- **Exercise input**
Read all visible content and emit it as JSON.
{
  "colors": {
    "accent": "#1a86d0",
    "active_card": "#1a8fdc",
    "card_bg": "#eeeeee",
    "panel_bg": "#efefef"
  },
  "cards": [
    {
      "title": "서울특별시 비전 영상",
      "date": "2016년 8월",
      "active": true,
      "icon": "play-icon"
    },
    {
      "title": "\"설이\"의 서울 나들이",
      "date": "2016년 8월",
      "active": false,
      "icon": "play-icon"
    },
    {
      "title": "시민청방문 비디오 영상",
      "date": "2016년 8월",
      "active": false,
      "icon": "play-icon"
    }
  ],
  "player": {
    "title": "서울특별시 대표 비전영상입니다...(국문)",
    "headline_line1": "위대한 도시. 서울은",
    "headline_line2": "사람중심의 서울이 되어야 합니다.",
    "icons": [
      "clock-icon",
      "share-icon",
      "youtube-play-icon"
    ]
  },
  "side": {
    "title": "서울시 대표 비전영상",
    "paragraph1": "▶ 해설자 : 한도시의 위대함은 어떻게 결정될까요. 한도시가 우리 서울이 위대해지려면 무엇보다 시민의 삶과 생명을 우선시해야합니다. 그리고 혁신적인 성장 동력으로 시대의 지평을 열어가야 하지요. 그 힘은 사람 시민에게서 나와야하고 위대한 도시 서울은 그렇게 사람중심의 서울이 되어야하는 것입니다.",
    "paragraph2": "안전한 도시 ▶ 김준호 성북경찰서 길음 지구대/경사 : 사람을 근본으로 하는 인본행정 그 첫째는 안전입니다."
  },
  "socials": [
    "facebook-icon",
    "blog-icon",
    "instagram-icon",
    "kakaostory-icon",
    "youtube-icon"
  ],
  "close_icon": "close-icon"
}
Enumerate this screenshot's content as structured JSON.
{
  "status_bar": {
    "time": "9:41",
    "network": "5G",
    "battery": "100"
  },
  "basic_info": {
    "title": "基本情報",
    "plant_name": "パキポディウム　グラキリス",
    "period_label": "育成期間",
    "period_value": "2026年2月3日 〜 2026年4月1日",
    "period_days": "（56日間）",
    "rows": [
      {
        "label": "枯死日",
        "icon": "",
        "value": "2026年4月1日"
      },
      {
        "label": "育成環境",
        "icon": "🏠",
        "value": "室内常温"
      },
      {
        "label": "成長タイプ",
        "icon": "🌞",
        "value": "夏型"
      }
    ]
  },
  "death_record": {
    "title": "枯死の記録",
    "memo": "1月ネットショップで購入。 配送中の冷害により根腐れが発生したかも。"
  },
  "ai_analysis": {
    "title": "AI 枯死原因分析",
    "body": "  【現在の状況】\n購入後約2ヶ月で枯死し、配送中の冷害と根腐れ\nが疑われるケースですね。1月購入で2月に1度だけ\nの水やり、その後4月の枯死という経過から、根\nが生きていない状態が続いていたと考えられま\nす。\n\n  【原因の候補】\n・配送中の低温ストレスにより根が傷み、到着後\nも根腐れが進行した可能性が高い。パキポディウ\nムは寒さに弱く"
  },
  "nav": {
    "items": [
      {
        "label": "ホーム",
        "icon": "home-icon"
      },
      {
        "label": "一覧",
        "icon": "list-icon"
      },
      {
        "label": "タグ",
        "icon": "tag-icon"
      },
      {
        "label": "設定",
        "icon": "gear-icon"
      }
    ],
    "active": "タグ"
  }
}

- **Directive**
Write out once more the lines above beginning at the line with "Enumerate this screenshot's"; continue through the final line and stop there.

- **Output for this task**
Enumerate this screenshot's content as structured JSON.
{
  "status_bar": {
    "time": "9:41",
    "network": "5G",
    "battery": "100"
  },
  "basic_info": {
    "title": "基本情報",
    "plant_name": "パキポディウム　グラキリス",
    "period_label": "育成期間",
    "period_value": "2026年2月3日 〜 2026年4月1日",
    "period_days": "（56日間）",
    "rows": [
      {
        "label": "枯死日",
        "icon": "",
        "value": "2026年4月1日"
      },
      {
        "label": "育成環境",
        "icon": "🏠",
        "value": "室内常温"
      },
      {
        "label": "成長タイプ",
        "icon": "🌞",
        "value": "夏型"
      }
    ]
  },
  "death_record": {
    "title": "枯死の記録",
    "memo": "1月ネットショップで購入。 配送中の冷害により根腐れが発生したかも。"
  },
  "ai_analysis": {
    "title": "AI 枯死原因分析",
    "body": "  【現在の状況】\n購入後約2ヶ月で枯死し、配送中の冷害と根腐れ\nが疑われるケースですね。1月購入で2月に1度だけ\nの水やり、その後4月の枯死という経過から、根\nが生きていない状態が続いていたと考えられま\nす。\n\n  【原因の候補】\n・配送中の低温ストレスにより根が傷み、到着後\nも根腐れが進行した可能性が高い。パキポディウ\nムは寒さに弱く"
  },
  "nav": {
    "items": [
      {
        "label": "ホーム",
        "icon": "home-icon"
      },
      {
        "label": "一覧",
        "icon": "list-icon"
      },
      {
        "label": "タグ",
        "icon": "tag-icon"
      },
      {
        "label": "設定",
        "icon": "gear-icon"
      }
    ],
    "active": "タグ"
  }
}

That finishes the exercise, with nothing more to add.